-- start Stored records --

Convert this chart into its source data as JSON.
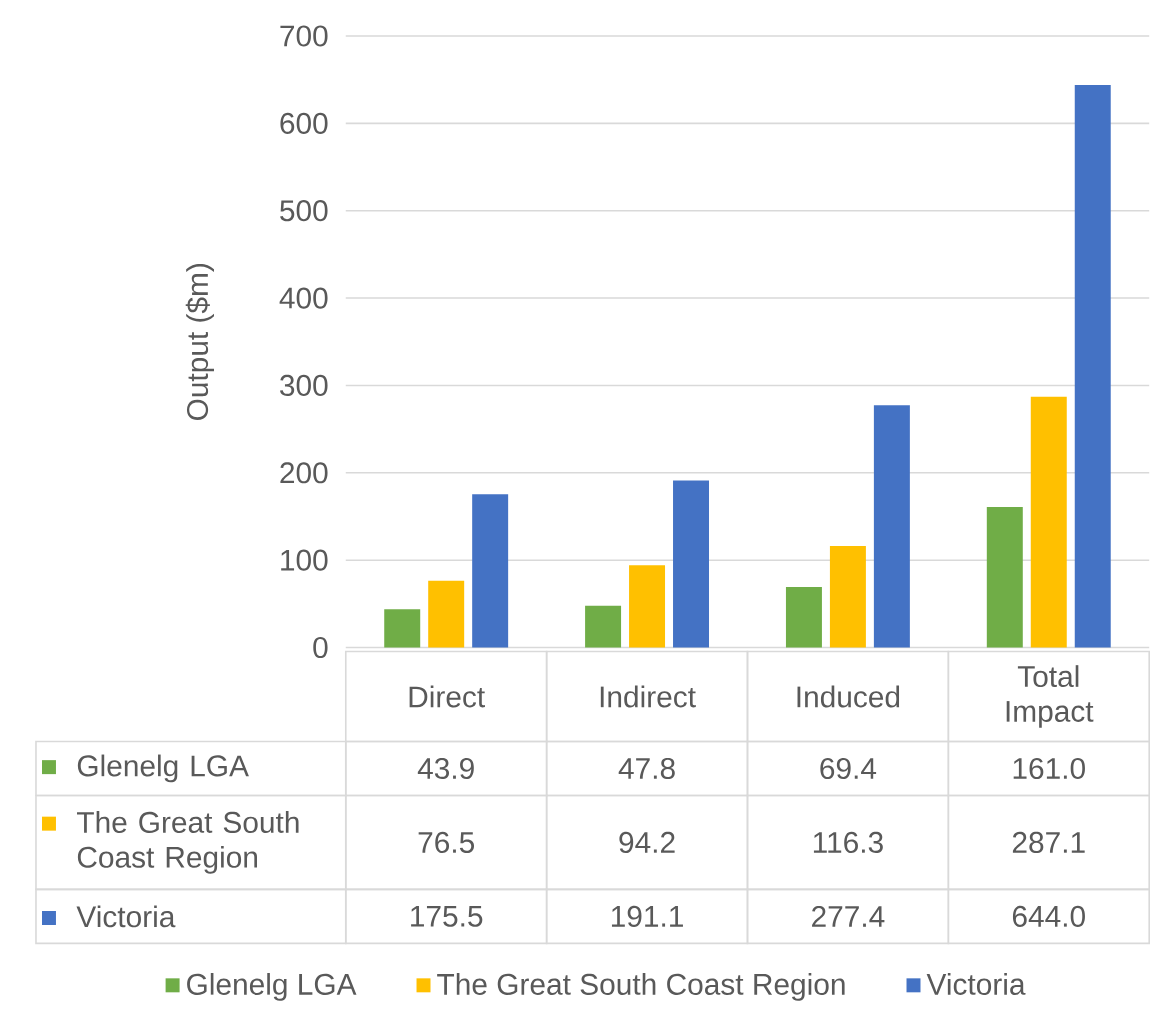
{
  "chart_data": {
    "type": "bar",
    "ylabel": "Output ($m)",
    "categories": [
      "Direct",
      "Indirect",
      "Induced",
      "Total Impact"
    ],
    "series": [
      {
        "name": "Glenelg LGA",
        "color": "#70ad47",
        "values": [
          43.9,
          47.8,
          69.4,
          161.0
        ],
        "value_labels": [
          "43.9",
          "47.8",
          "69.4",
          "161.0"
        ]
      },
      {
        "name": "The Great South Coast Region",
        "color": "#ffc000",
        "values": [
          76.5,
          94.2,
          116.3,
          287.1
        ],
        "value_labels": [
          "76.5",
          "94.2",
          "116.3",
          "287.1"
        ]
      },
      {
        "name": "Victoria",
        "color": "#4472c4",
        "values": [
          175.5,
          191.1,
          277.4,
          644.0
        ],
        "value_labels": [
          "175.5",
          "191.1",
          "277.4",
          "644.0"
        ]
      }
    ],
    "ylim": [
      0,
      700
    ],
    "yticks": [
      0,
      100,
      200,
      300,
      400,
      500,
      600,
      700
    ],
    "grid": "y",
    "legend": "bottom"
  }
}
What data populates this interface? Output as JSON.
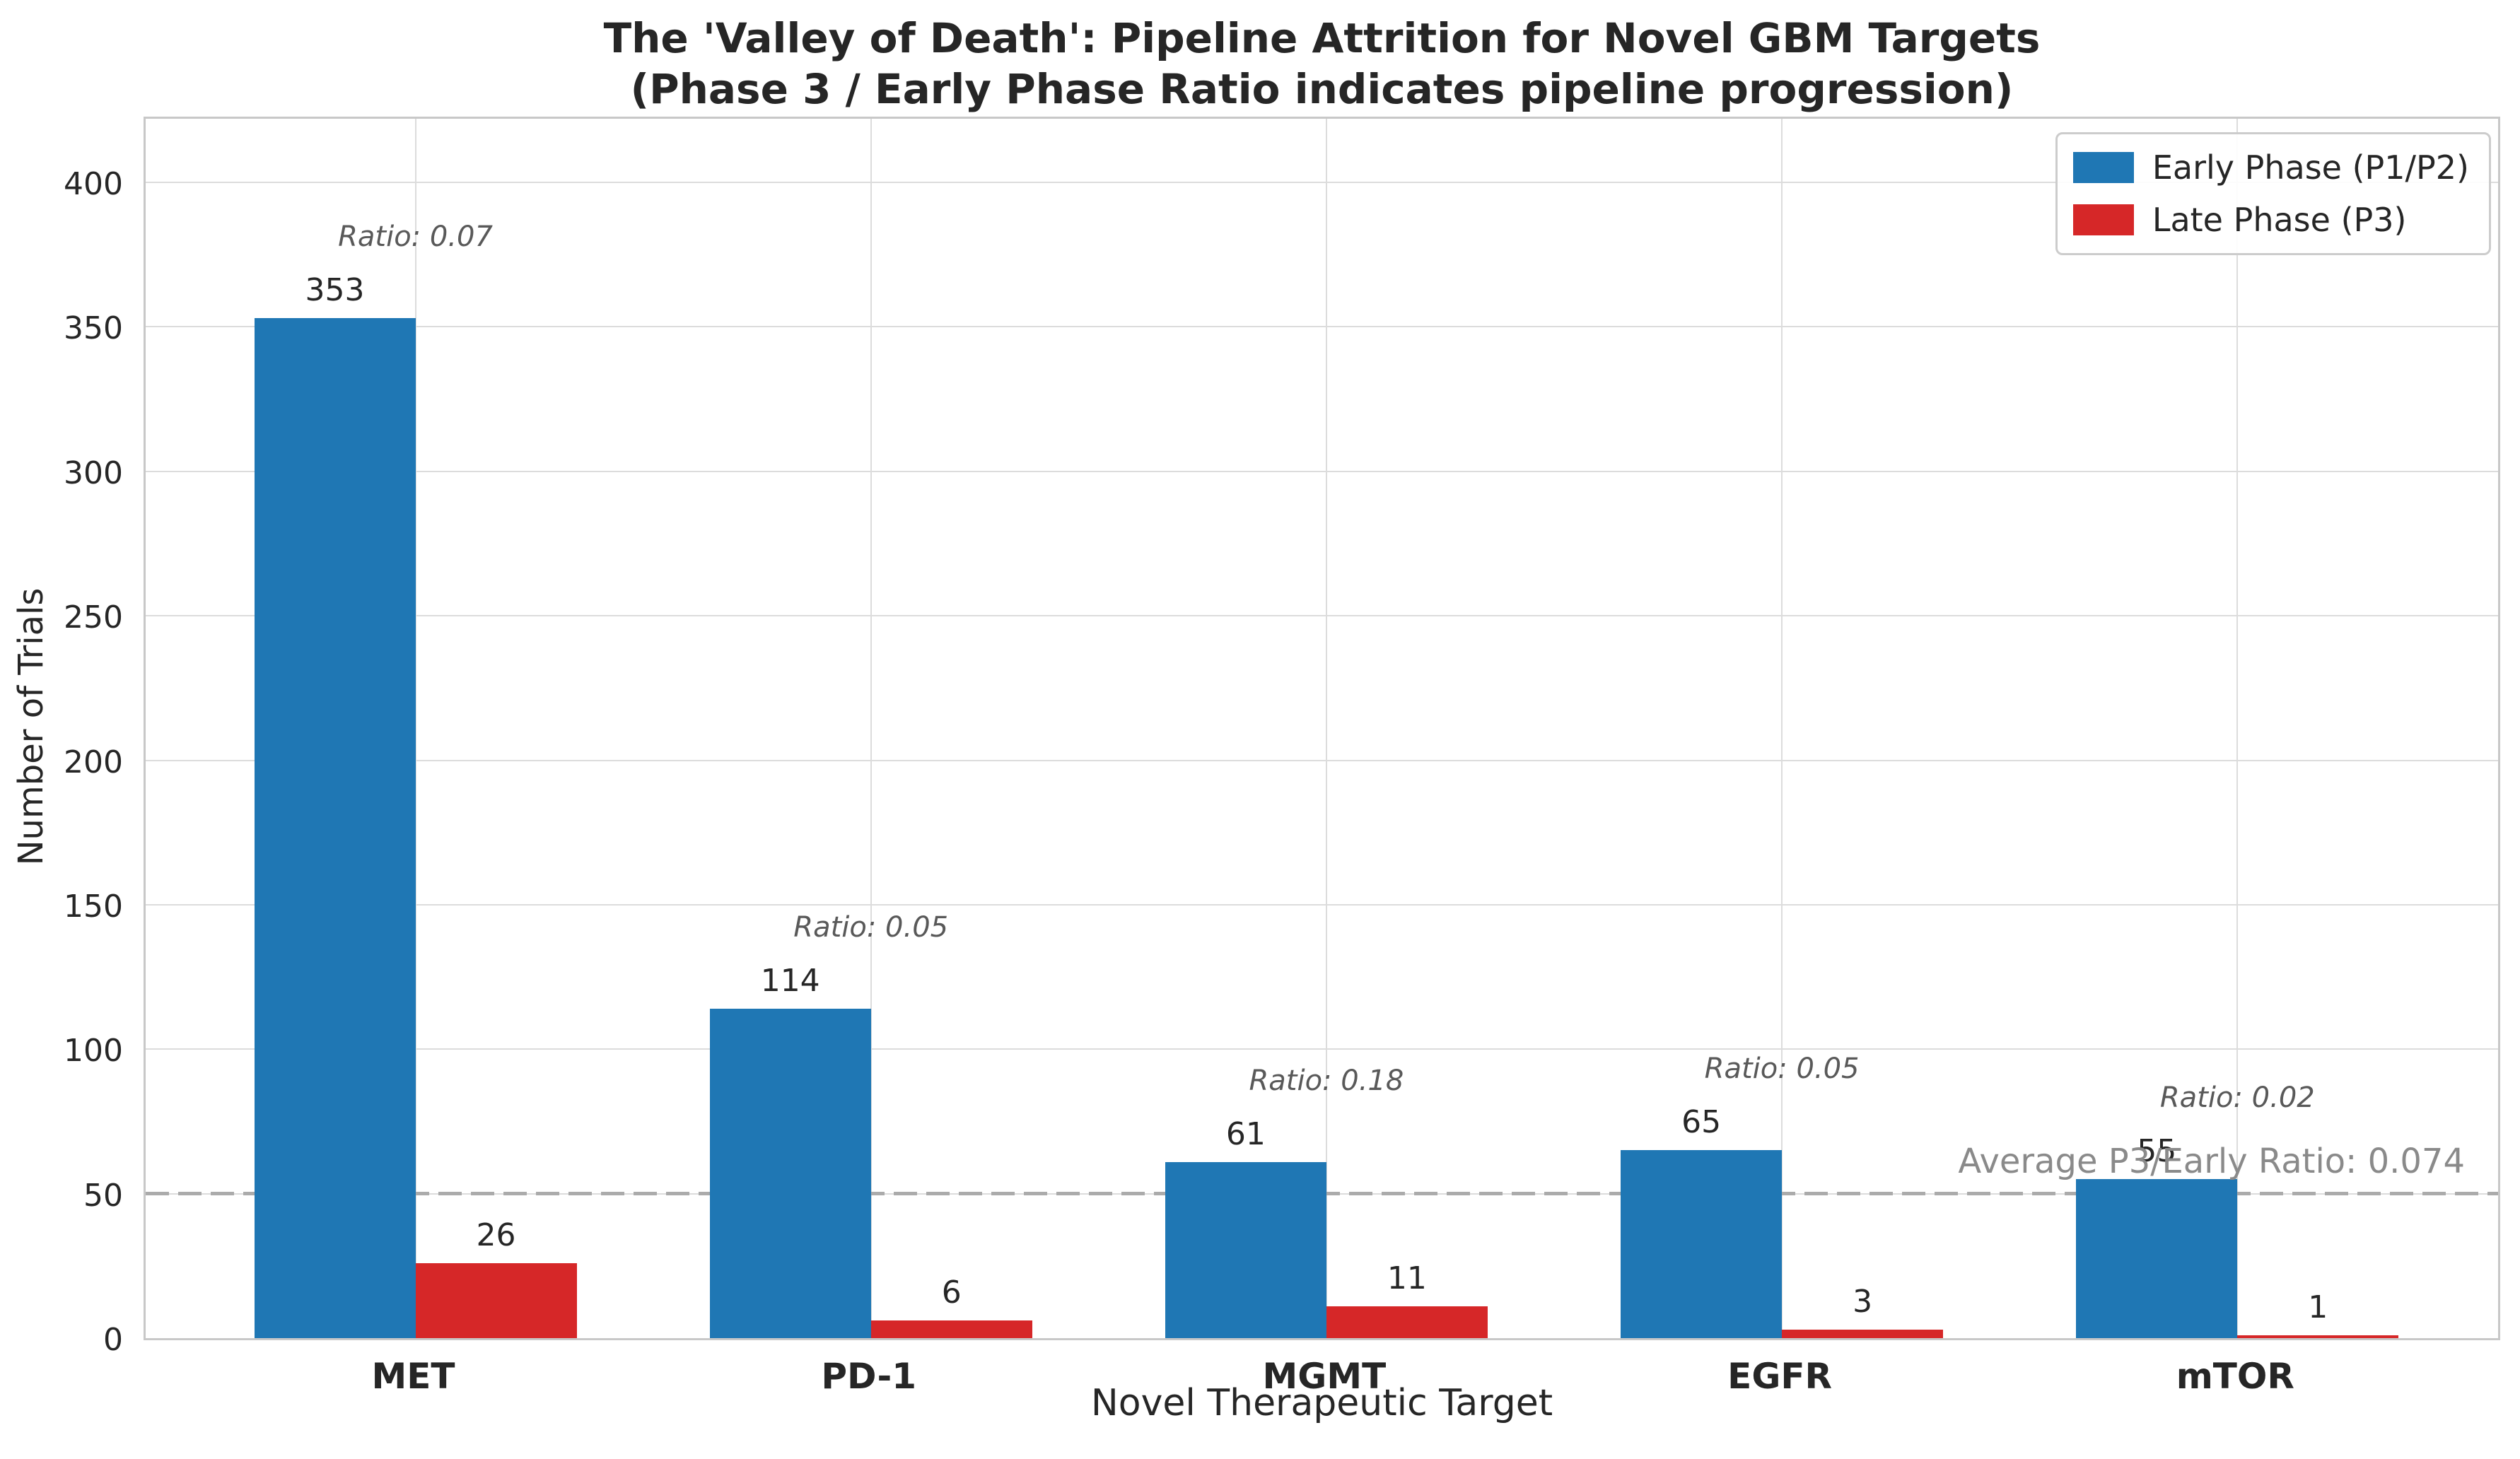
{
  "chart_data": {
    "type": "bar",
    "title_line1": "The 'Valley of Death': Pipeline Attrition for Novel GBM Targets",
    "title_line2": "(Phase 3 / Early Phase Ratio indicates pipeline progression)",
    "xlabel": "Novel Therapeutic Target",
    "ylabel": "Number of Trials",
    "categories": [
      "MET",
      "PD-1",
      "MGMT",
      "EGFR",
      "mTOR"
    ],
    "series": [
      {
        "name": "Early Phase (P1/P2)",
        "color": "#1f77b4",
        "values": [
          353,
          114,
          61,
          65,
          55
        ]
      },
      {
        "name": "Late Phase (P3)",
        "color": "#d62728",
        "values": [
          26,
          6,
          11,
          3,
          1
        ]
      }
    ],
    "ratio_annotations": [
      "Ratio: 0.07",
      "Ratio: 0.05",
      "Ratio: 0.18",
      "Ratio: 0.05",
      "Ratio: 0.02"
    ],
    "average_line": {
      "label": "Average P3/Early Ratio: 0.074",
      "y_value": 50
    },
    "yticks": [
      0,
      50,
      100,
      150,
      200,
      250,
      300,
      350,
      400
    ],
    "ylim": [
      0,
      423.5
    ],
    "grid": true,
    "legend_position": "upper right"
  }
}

-- end Stored records --

Only lines with the word "Novel" are wanted, so copy each one from the records.

### [Answer to the problem]
    "title_line1": "The 'Valley of Death': Pipeline Attrition for Novel GBM Targets",
    "xlabel": "Novel Therapeutic Target",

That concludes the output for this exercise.